* begin Supplied data *

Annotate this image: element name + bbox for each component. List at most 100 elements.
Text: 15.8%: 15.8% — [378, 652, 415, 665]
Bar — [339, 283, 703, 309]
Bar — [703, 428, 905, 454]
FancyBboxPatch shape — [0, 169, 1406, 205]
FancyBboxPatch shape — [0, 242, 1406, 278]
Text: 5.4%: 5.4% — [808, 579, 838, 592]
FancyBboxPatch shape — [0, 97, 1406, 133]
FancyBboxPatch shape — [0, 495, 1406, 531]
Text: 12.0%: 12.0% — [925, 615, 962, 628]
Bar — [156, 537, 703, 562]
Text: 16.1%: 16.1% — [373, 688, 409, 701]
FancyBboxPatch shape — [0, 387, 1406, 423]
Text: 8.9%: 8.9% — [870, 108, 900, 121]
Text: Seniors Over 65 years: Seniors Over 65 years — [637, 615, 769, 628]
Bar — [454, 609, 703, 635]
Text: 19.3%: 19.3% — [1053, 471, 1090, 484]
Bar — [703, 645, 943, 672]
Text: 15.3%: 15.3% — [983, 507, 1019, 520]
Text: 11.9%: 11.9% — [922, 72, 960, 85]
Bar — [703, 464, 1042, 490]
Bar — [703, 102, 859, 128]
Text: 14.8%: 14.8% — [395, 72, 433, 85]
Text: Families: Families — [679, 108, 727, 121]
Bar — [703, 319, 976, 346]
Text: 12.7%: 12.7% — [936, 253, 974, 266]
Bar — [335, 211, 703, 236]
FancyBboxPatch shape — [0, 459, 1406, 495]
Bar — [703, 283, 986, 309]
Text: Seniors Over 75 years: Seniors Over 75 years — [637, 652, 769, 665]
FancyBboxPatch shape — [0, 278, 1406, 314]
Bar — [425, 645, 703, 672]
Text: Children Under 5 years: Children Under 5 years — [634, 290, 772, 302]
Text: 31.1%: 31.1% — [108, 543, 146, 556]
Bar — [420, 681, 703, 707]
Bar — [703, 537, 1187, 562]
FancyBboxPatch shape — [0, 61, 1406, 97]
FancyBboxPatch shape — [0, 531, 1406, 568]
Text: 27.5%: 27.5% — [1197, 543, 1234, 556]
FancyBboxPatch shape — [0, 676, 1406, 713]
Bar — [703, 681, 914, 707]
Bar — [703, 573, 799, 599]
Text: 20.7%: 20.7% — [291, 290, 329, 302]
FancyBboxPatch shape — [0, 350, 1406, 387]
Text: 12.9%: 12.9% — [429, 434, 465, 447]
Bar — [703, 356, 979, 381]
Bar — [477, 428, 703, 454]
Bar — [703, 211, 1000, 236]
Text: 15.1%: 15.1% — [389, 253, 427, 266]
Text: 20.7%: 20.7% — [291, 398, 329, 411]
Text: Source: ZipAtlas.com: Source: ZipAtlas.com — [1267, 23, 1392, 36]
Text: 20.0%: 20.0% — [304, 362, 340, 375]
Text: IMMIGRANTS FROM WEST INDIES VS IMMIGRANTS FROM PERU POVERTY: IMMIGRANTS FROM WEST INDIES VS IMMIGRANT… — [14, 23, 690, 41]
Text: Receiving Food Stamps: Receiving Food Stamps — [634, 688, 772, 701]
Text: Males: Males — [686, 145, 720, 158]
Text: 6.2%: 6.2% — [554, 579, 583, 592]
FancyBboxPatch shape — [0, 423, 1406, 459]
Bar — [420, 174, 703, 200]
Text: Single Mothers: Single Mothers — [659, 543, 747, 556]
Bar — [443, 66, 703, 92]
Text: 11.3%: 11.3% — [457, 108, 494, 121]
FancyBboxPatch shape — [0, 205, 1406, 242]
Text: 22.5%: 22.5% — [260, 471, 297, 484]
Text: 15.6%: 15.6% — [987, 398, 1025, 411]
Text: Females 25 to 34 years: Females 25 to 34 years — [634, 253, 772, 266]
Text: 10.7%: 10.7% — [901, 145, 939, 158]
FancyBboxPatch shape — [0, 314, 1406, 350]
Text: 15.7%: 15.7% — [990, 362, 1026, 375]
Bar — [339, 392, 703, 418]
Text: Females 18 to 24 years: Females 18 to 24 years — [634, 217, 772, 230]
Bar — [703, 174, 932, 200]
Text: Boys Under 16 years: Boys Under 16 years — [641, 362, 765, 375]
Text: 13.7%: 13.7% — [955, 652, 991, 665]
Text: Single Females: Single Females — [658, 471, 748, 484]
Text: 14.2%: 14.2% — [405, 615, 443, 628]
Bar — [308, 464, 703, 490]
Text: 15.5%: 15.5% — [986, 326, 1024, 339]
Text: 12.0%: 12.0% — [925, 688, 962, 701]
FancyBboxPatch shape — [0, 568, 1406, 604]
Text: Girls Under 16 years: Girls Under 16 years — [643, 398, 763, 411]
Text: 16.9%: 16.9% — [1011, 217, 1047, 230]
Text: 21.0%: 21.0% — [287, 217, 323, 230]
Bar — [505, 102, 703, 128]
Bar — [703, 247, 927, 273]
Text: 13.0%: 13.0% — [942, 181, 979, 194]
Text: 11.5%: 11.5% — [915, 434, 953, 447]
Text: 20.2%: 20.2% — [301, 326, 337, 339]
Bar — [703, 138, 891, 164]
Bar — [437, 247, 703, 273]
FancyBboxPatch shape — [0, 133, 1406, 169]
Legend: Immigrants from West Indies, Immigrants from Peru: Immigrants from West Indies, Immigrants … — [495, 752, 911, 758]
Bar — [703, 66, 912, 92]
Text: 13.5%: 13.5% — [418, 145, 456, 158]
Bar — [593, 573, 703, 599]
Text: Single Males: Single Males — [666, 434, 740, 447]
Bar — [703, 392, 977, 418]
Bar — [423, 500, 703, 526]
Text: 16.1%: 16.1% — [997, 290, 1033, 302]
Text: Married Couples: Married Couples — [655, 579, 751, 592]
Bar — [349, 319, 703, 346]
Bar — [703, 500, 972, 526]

* end Supplied data *

Retype every line of the material above character for character, leaving nothing out.

• _Solution to the exercise_
Annotate this image: element name + bbox for each component. List at most 100 elements.
Text: 15.8%: 15.8% — [378, 652, 415, 665]
Bar — [339, 283, 703, 309]
Bar — [703, 428, 905, 454]
FancyBboxPatch shape — [0, 169, 1406, 205]
FancyBboxPatch shape — [0, 242, 1406, 278]
Text: 5.4%: 5.4% — [808, 579, 838, 592]
FancyBboxPatch shape — [0, 97, 1406, 133]
FancyBboxPatch shape — [0, 495, 1406, 531]
Text: 12.0%: 12.0% — [925, 615, 962, 628]
Bar — [156, 537, 703, 562]
Text: 16.1%: 16.1% — [373, 688, 409, 701]
FancyBboxPatch shape — [0, 387, 1406, 423]
Text: 8.9%: 8.9% — [870, 108, 900, 121]
Text: Seniors Over 65 years: Seniors Over 65 years — [637, 615, 769, 628]
Bar — [454, 609, 703, 635]
Text: 19.3%: 19.3% — [1053, 471, 1090, 484]
Bar — [703, 645, 943, 672]
Text: 15.3%: 15.3% — [983, 507, 1019, 520]
Text: 11.9%: 11.9% — [922, 72, 960, 85]
Bar — [703, 464, 1042, 490]
Bar — [703, 102, 859, 128]
Text: 14.8%: 14.8% — [395, 72, 433, 85]
Text: Families: Families — [679, 108, 727, 121]
Bar — [703, 319, 976, 346]
Text: 12.7%: 12.7% — [936, 253, 974, 266]
Bar — [335, 211, 703, 236]
FancyBboxPatch shape — [0, 459, 1406, 495]
Bar — [703, 283, 986, 309]
Text: Seniors Over 75 years: Seniors Over 75 years — [637, 652, 769, 665]
FancyBboxPatch shape — [0, 278, 1406, 314]
Bar — [425, 645, 703, 672]
Text: Children Under 5 years: Children Under 5 years — [634, 290, 772, 302]
Text: 31.1%: 31.1% — [108, 543, 146, 556]
Bar — [420, 681, 703, 707]
Bar — [703, 537, 1187, 562]
FancyBboxPatch shape — [0, 61, 1406, 97]
FancyBboxPatch shape — [0, 531, 1406, 568]
Text: 27.5%: 27.5% — [1197, 543, 1234, 556]
FancyBboxPatch shape — [0, 676, 1406, 713]
Bar — [703, 681, 914, 707]
Bar — [703, 573, 799, 599]
Text: 20.7%: 20.7% — [291, 290, 329, 302]
FancyBboxPatch shape — [0, 350, 1406, 387]
Text: 12.9%: 12.9% — [429, 434, 465, 447]
Bar — [703, 356, 979, 381]
Bar — [477, 428, 703, 454]
Bar — [703, 211, 1000, 236]
Text: 15.1%: 15.1% — [389, 253, 427, 266]
Text: 20.7%: 20.7% — [291, 398, 329, 411]
Text: Source: ZipAtlas.com: Source: ZipAtlas.com — [1267, 23, 1392, 36]
Text: 20.0%: 20.0% — [304, 362, 340, 375]
Text: IMMIGRANTS FROM WEST INDIES VS IMMIGRANTS FROM PERU POVERTY: IMMIGRANTS FROM WEST INDIES VS IMMIGRANT… — [14, 23, 690, 41]
Text: Receiving Food Stamps: Receiving Food Stamps — [634, 688, 772, 701]
Text: Males: Males — [686, 145, 720, 158]
Text: 6.2%: 6.2% — [554, 579, 583, 592]
FancyBboxPatch shape — [0, 423, 1406, 459]
Bar — [420, 174, 703, 200]
Text: Single Mothers: Single Mothers — [659, 543, 747, 556]
Bar — [443, 66, 703, 92]
Text: 11.3%: 11.3% — [457, 108, 494, 121]
FancyBboxPatch shape — [0, 205, 1406, 242]
Text: 22.5%: 22.5% — [260, 471, 297, 484]
Text: 15.6%: 15.6% — [987, 398, 1025, 411]
Text: Females 25 to 34 years: Females 25 to 34 years — [634, 253, 772, 266]
Text: 10.7%: 10.7% — [901, 145, 939, 158]
FancyBboxPatch shape — [0, 314, 1406, 350]
Text: 15.7%: 15.7% — [990, 362, 1026, 375]
Bar — [339, 392, 703, 418]
Text: Females 18 to 24 years: Females 18 to 24 years — [634, 217, 772, 230]
Bar — [703, 174, 932, 200]
Text: Boys Under 16 years: Boys Under 16 years — [641, 362, 765, 375]
Text: 13.7%: 13.7% — [955, 652, 991, 665]
Text: Single Females: Single Females — [658, 471, 748, 484]
Text: 14.2%: 14.2% — [405, 615, 443, 628]
Bar — [308, 464, 703, 490]
Text: 15.5%: 15.5% — [986, 326, 1024, 339]
Text: 12.0%: 12.0% — [925, 688, 962, 701]
FancyBboxPatch shape — [0, 568, 1406, 604]
Text: Girls Under 16 years: Girls Under 16 years — [643, 398, 763, 411]
Text: 16.9%: 16.9% — [1011, 217, 1047, 230]
Text: 21.0%: 21.0% — [287, 217, 323, 230]
Bar — [505, 102, 703, 128]
Bar — [703, 247, 927, 273]
Text: 13.0%: 13.0% — [942, 181, 979, 194]
Text: 11.5%: 11.5% — [915, 434, 953, 447]
Text: 20.2%: 20.2% — [301, 326, 337, 339]
Bar — [703, 138, 891, 164]
Bar — [437, 247, 703, 273]
FancyBboxPatch shape — [0, 133, 1406, 169]
Legend: Immigrants from West Indies, Immigrants from Peru: Immigrants from West Indies, Immigrants … — [495, 752, 911, 758]
Bar — [703, 66, 912, 92]
Text: 13.5%: 13.5% — [418, 145, 456, 158]
Bar — [593, 573, 703, 599]
Text: Single Males: Single Males — [666, 434, 740, 447]
Bar — [703, 392, 977, 418]
Bar — [423, 500, 703, 526]
Text: 16.1%: 16.1% — [997, 290, 1033, 302]
Text: Married Couples: Married Couples — [655, 579, 751, 592]
Bar — [349, 319, 703, 346]
Bar — [703, 500, 972, 526]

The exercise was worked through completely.